* start MATERIAL SUPPLIED *
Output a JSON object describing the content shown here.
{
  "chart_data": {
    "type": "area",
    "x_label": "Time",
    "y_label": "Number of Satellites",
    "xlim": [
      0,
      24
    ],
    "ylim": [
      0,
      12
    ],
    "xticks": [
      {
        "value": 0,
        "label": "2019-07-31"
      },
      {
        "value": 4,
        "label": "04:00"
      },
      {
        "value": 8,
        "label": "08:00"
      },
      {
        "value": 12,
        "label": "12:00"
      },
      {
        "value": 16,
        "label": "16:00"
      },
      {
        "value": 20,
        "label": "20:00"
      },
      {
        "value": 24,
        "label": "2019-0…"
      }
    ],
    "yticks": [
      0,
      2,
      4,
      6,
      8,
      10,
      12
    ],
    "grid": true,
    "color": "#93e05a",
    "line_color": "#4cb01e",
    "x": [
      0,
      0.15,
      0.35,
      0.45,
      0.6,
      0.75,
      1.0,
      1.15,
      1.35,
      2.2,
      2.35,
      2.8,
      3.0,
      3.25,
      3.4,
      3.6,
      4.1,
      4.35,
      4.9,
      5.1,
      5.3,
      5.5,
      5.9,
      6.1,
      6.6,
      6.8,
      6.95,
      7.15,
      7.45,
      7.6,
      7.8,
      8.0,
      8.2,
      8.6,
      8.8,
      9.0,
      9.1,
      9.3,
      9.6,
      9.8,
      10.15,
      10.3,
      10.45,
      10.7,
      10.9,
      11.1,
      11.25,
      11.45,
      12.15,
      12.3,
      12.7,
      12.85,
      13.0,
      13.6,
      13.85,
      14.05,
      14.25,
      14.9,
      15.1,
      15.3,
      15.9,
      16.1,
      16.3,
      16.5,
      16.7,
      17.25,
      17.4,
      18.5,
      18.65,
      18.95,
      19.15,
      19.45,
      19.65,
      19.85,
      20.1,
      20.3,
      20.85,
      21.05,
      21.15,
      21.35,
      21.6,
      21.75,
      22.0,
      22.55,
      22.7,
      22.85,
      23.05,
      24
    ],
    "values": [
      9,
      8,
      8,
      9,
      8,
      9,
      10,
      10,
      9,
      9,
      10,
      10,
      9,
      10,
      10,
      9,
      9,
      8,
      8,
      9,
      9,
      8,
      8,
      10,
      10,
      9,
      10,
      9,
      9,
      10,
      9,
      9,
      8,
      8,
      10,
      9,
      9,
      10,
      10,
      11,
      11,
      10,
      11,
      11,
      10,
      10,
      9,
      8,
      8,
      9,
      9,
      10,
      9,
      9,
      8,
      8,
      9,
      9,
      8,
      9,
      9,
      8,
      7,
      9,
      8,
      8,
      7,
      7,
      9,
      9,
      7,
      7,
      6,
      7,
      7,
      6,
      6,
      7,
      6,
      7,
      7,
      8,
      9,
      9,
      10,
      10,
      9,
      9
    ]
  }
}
* end MATERIAL SUPPLIED *
▶ _TASK DESCRIPTION_:
Print all of the entries again, exactly as written.

▶ _FINISHED TASK_:
Output a JSON object describing the content shown here.
{
  "chart_data": {
    "type": "area",
    "x_label": "Time",
    "y_label": "Number of Satellites",
    "xlim": [
      0,
      24
    ],
    "ylim": [
      0,
      12
    ],
    "xticks": [
      {
        "value": 0,
        "label": "2019-07-31"
      },
      {
        "value": 4,
        "label": "04:00"
      },
      {
        "value": 8,
        "label": "08:00"
      },
      {
        "value": 12,
        "label": "12:00"
      },
      {
        "value": 16,
        "label": "16:00"
      },
      {
        "value": 20,
        "label": "20:00"
      },
      {
        "value": 24,
        "label": "2019-0…"
      }
    ],
    "yticks": [
      0,
      2,
      4,
      6,
      8,
      10,
      12
    ],
    "grid": true,
    "color": "#93e05a",
    "line_color": "#4cb01e",
    "x": [
      0,
      0.15,
      0.35,
      0.45,
      0.6,
      0.75,
      1.0,
      1.15,
      1.35,
      2.2,
      2.35,
      2.8,
      3.0,
      3.25,
      3.4,
      3.6,
      4.1,
      4.35,
      4.9,
      5.1,
      5.3,
      5.5,
      5.9,
      6.1,
      6.6,
      6.8,
      6.95,
      7.15,
      7.45,
      7.6,
      7.8,
      8.0,
      8.2,
      8.6,
      8.8,
      9.0,
      9.1,
      9.3,
      9.6,
      9.8,
      10.15,
      10.3,
      10.45,
      10.7,
      10.9,
      11.1,
      11.25,
      11.45,
      12.15,
      12.3,
      12.7,
      12.85,
      13.0,
      13.6,
      13.85,
      14.05,
      14.25,
      14.9,
      15.1,
      15.3,
      15.9,
      16.1,
      16.3,
      16.5,
      16.7,
      17.25,
      17.4,
      18.5,
      18.65,
      18.95,
      19.15,
      19.45,
      19.65,
      19.85,
      20.1,
      20.3,
      20.85,
      21.05,
      21.15,
      21.35,
      21.6,
      21.75,
      22.0,
      22.55,
      22.7,
      22.85,
      23.05,
      24
    ],
    "values": [
      9,
      8,
      8,
      9,
      8,
      9,
      10,
      10,
      9,
      9,
      10,
      10,
      9,
      10,
      10,
      9,
      9,
      8,
      8,
      9,
      9,
      8,
      8,
      10,
      10,
      9,
      10,
      9,
      9,
      10,
      9,
      9,
      8,
      8,
      10,
      9,
      9,
      10,
      10,
      11,
      11,
      10,
      11,
      11,
      10,
      10,
      9,
      8,
      8,
      9,
      9,
      10,
      9,
      9,
      8,
      8,
      9,
      9,
      8,
      9,
      9,
      8,
      7,
      9,
      8,
      8,
      7,
      7,
      9,
      9,
      7,
      7,
      6,
      7,
      7,
      6,
      6,
      7,
      6,
      7,
      7,
      8,
      9,
      9,
      10,
      10,
      9,
      9
    ]
  }
}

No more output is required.